Here is a listing, set out below; repeat its lines from the one with "Serialize everything readable" to the last, both included, and leave out the pictures.

[Raw records]

* START *

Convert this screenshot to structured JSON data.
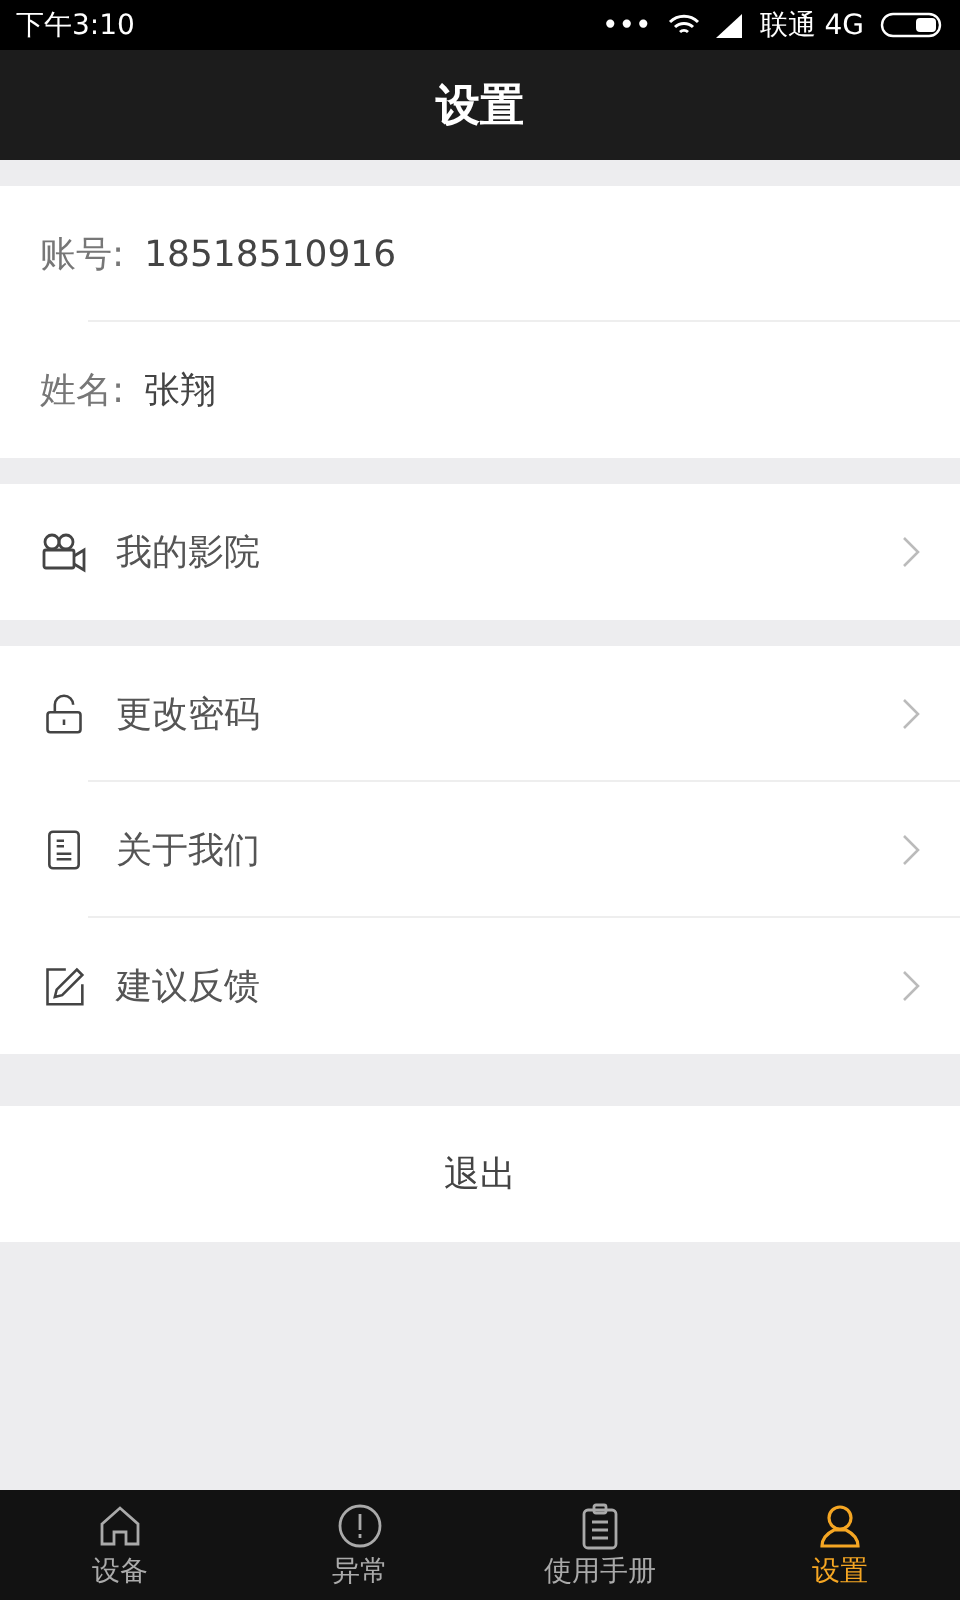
{
  "status_bar": {
    "time": "下午3:10",
    "more": "•••",
    "carrier": "联通 4G"
  },
  "header": {
    "title": "设置"
  },
  "profile": [
    {
      "label": "账号:",
      "value": "18518510916"
    },
    {
      "label": "姓名:",
      "value": "张翔"
    }
  ],
  "menu_groups": [
    [
      {
        "label": "我的影院"
      }
    ],
    [
      {
        "label": "更改密码"
      },
      {
        "label": "关于我们"
      },
      {
        "label": "建议反馈"
      }
    ]
  ],
  "logout": "退出",
  "tab_bar": [
    {
      "label": "设备",
      "selected": false
    },
    {
      "label": "异常",
      "selected": false
    },
    {
      "label": "使用手册",
      "selected": false
    },
    {
      "label": "设置",
      "selected": true
    }
  ]
}
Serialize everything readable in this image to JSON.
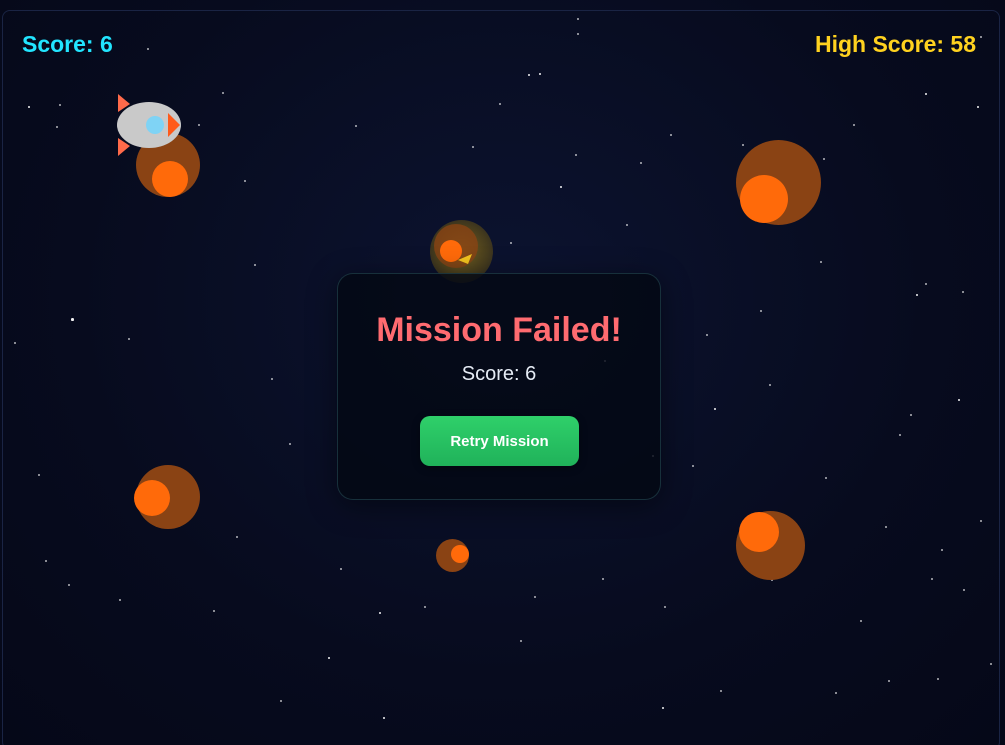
{
  "hud": {
    "score_label": "Score: 6",
    "high_score_label": "High Score: 58"
  },
  "modal": {
    "title": "Mission Failed!",
    "score_text": "Score: 6",
    "retry_label": "Retry Mission"
  },
  "colors": {
    "score": "#22e5ff",
    "high_score": "#ffd21f",
    "title": "#ff6b70",
    "button_start": "#2fd06a",
    "button_end": "#20b25a",
    "asteroid": "#8a4314",
    "asteroid_core": "#ff6a0a"
  },
  "entities": {
    "ship": "rocket-ship",
    "asteroids": "asteroid",
    "powerup": "shield-powerup"
  }
}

* END *

RESULT FOR THIS EXERCISE:
Serialize everything readable in this image to JSON.
{
  "hud": {
    "score_label": "Score: 6",
    "high_score_label": "High Score: 58"
  },
  "modal": {
    "title": "Mission Failed!",
    "score_text": "Score: 6",
    "retry_label": "Retry Mission"
  },
  "colors": {
    "score": "#22e5ff",
    "high_score": "#ffd21f",
    "title": "#ff6b70",
    "button_start": "#2fd06a",
    "button_end": "#20b25a",
    "asteroid": "#8a4314",
    "asteroid_core": "#ff6a0a"
  },
  "entities": {
    "ship": "rocket-ship",
    "asteroids": "asteroid",
    "powerup": "shield-powerup"
  }
}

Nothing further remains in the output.